PROVIDED DATA

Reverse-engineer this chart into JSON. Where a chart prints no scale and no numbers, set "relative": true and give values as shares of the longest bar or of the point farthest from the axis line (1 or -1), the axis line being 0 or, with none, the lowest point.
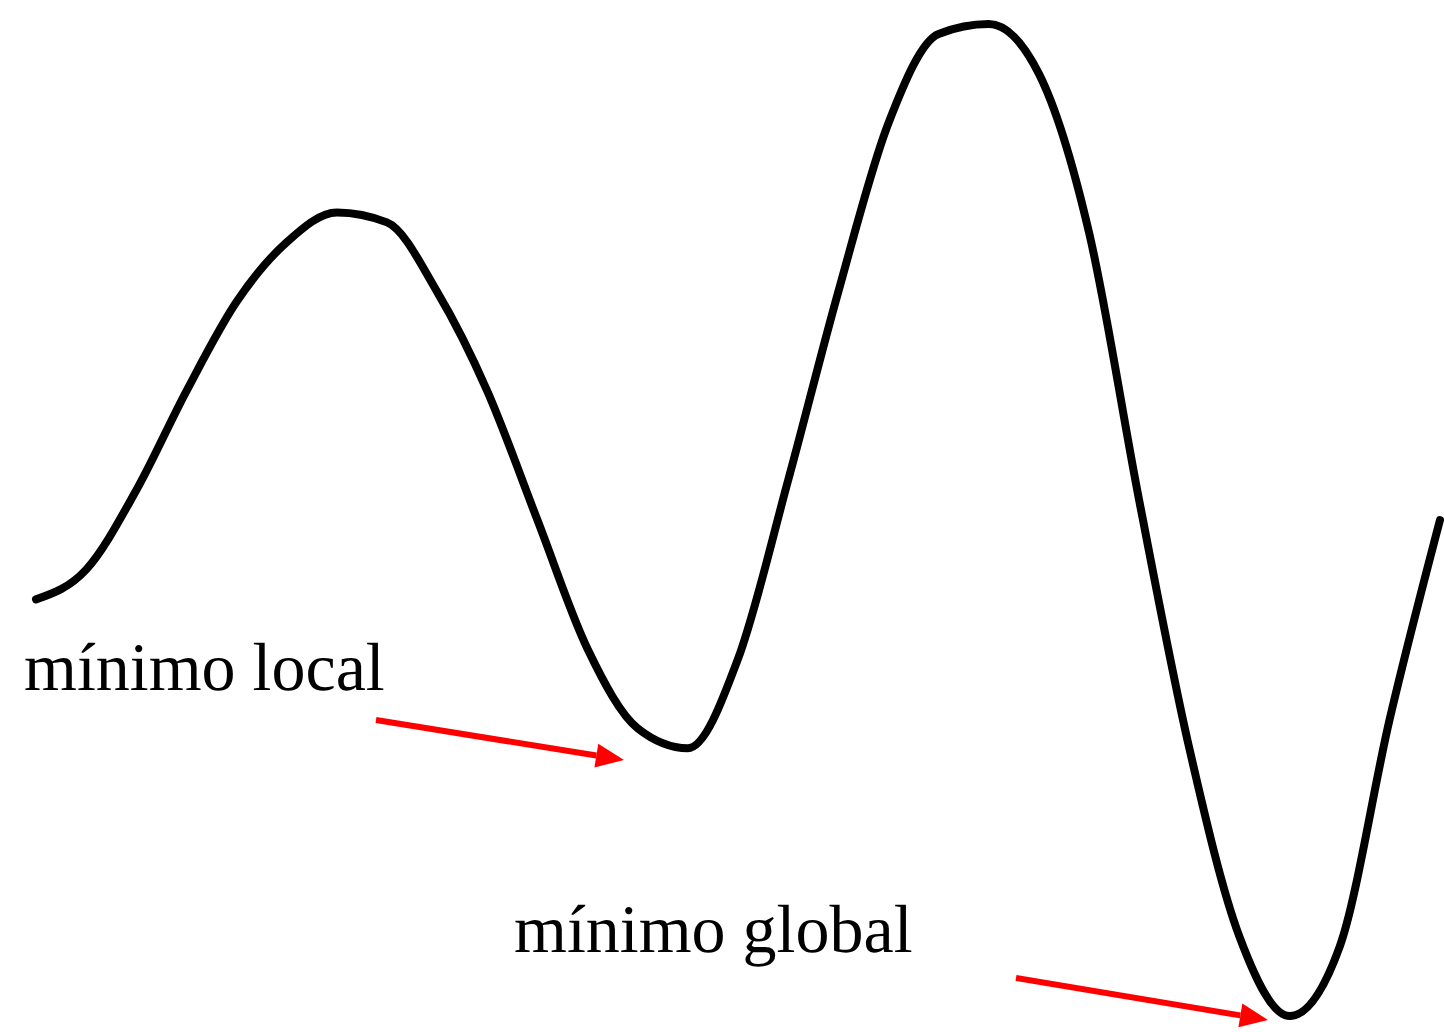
{
  "chart_data": {
    "type": "line",
    "relative": true,
    "line_style": "solid",
    "categories": [
      null,
      null,
      null,
      null,
      null,
      null,
      null,
      null,
      null,
      null,
      null,
      null,
      null,
      null,
      null,
      null,
      null,
      null,
      null,
      null,
      null,
      null,
      null,
      null,
      null,
      null,
      null,
      null,
      null
    ],
    "series": [
      {
        "color": "#000000",
        "values": [
          0.42,
          0.45,
          0.53,
          0.63,
          0.72,
          0.78,
          0.81,
          0.8,
          0.73,
          0.63,
          0.5,
          0.37,
          0.29,
          0.27,
          0.36,
          0.54,
          0.73,
          0.9,
          0.99,
          1.0,
          0.95,
          0.79,
          0.52,
          0.27,
          0.08,
          0,
          0.07,
          0.3,
          0.5
        ]
      }
    ],
    "annotations": [
      "mínimo local",
      "mínimo global"
    ]
  }
}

WHAT YOU WILL DO
Are you able to set down all the lines above exactly, without any pictures?

OUTPUT FOR THIS TASK
Reverse-engineer this chart into JSON. Where a chart prints no scale and no numbers, set "relative": true and give values as shares of the longest bar or of the point farthest from the axis line (1 or -1), the axis line being 0 or, with none, the lowest point.
{
  "chart_data": {
    "type": "line",
    "relative": true,
    "line_style": "solid",
    "categories": [
      null,
      null,
      null,
      null,
      null,
      null,
      null,
      null,
      null,
      null,
      null,
      null,
      null,
      null,
      null,
      null,
      null,
      null,
      null,
      null,
      null,
      null,
      null,
      null,
      null,
      null,
      null,
      null,
      null
    ],
    "series": [
      {
        "color": "#000000",
        "values": [
          0.42,
          0.45,
          0.53,
          0.63,
          0.72,
          0.78,
          0.81,
          0.8,
          0.73,
          0.63,
          0.5,
          0.37,
          0.29,
          0.27,
          0.36,
          0.54,
          0.73,
          0.9,
          0.99,
          1.0,
          0.95,
          0.79,
          0.52,
          0.27,
          0.08,
          0,
          0.07,
          0.3,
          0.5
        ]
      }
    ],
    "annotations": [
      "mínimo local",
      "mínimo global"
    ]
  }
}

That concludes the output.